>> Begin Provided information

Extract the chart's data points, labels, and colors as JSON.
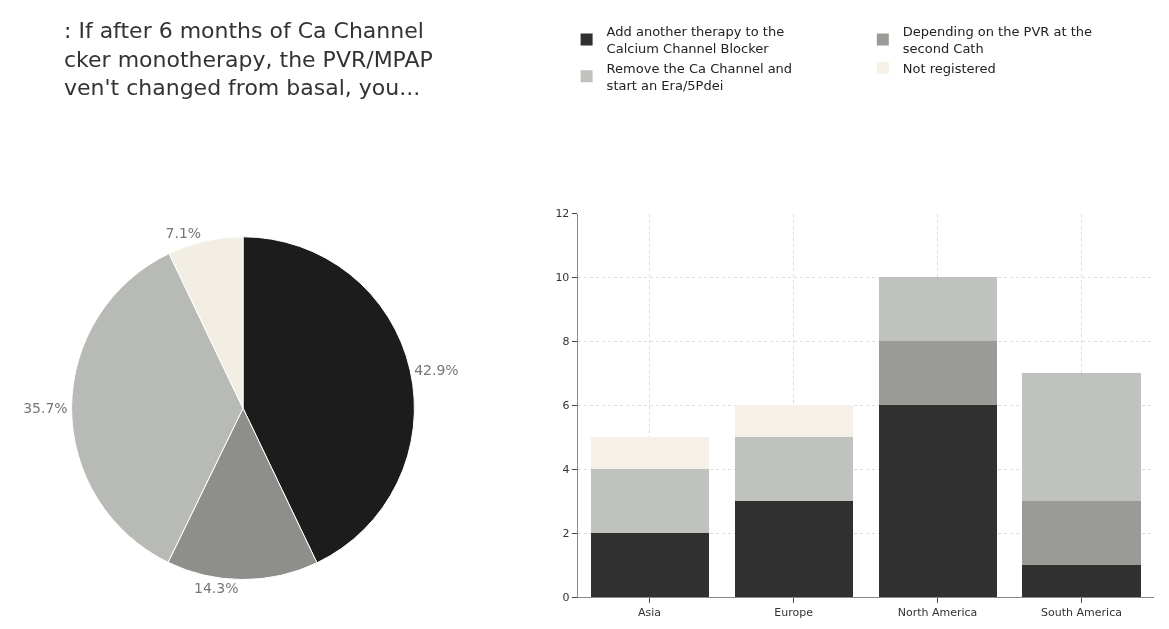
{
  "chart_data": [
    {
      "type": "pie",
      "title": ": If after 6 months of Ca Channel\ncker monotherapy, the PVR/MPAP\nven't changed from basal, you...",
      "categories": [
        null,
        null,
        null,
        null
      ],
      "values": [
        42.9,
        14.3,
        35.7,
        7.1
      ],
      "value_labels": [
        "42.9%",
        "14.3%",
        "35.7%",
        "7.1%"
      ],
      "colors": [
        "#1c1c1c",
        "#8e8f8a",
        "#b8bab6",
        "#f2eee4"
      ]
    },
    {
      "type": "bar",
      "stacked": true,
      "categories": [
        "Asia",
        "Europe",
        "North America",
        "South America"
      ],
      "series": [
        {
          "name": "Add another therapy to the Calcium Channel Blocker",
          "color": "#303030",
          "values": [
            2,
            3,
            6,
            1
          ]
        },
        {
          "name": "Depending on the PVR at the second Cath",
          "color": "#9a9a96",
          "values": [
            0,
            0,
            2,
            2
          ]
        },
        {
          "name": "Remove the Ca Channel and start an Era/5Pdei",
          "color": "#bfc2bd",
          "values": [
            2,
            2,
            2,
            4
          ]
        },
        {
          "name": "Not registered",
          "color": "#f5f1e6",
          "values": [
            1,
            1,
            0,
            0
          ]
        }
      ],
      "ylim": [
        0,
        12
      ],
      "yticks": [
        0,
        2,
        4,
        6,
        8,
        10,
        12
      ],
      "grid": true,
      "legend": "top"
    }
  ]
}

>> End Provided information

Reproduce each line of the records exactly, and omit every picture.

Extract the chart's data points, labels, and colors as JSON.
{
  "chart_data": [
    {
      "type": "pie",
      "title": ": If after 6 months of Ca Channel\ncker monotherapy, the PVR/MPAP\nven't changed from basal, you...",
      "categories": [
        null,
        null,
        null,
        null
      ],
      "values": [
        42.9,
        14.3,
        35.7,
        7.1
      ],
      "value_labels": [
        "42.9%",
        "14.3%",
        "35.7%",
        "7.1%"
      ],
      "colors": [
        "#1c1c1c",
        "#8e8f8a",
        "#b8bab6",
        "#f2eee4"
      ]
    },
    {
      "type": "bar",
      "stacked": true,
      "categories": [
        "Asia",
        "Europe",
        "North America",
        "South America"
      ],
      "series": [
        {
          "name": "Add another therapy to the Calcium Channel Blocker",
          "color": "#303030",
          "values": [
            2,
            3,
            6,
            1
          ]
        },
        {
          "name": "Depending on the PVR at the second Cath",
          "color": "#9a9a96",
          "values": [
            0,
            0,
            2,
            2
          ]
        },
        {
          "name": "Remove the Ca Channel and start an Era/5Pdei",
          "color": "#bfc2bd",
          "values": [
            2,
            2,
            2,
            4
          ]
        },
        {
          "name": "Not registered",
          "color": "#f5f1e6",
          "values": [
            1,
            1,
            0,
            0
          ]
        }
      ],
      "ylim": [
        0,
        12
      ],
      "yticks": [
        0,
        2,
        4,
        6,
        8,
        10,
        12
      ],
      "grid": true,
      "legend": "top"
    }
  ]
}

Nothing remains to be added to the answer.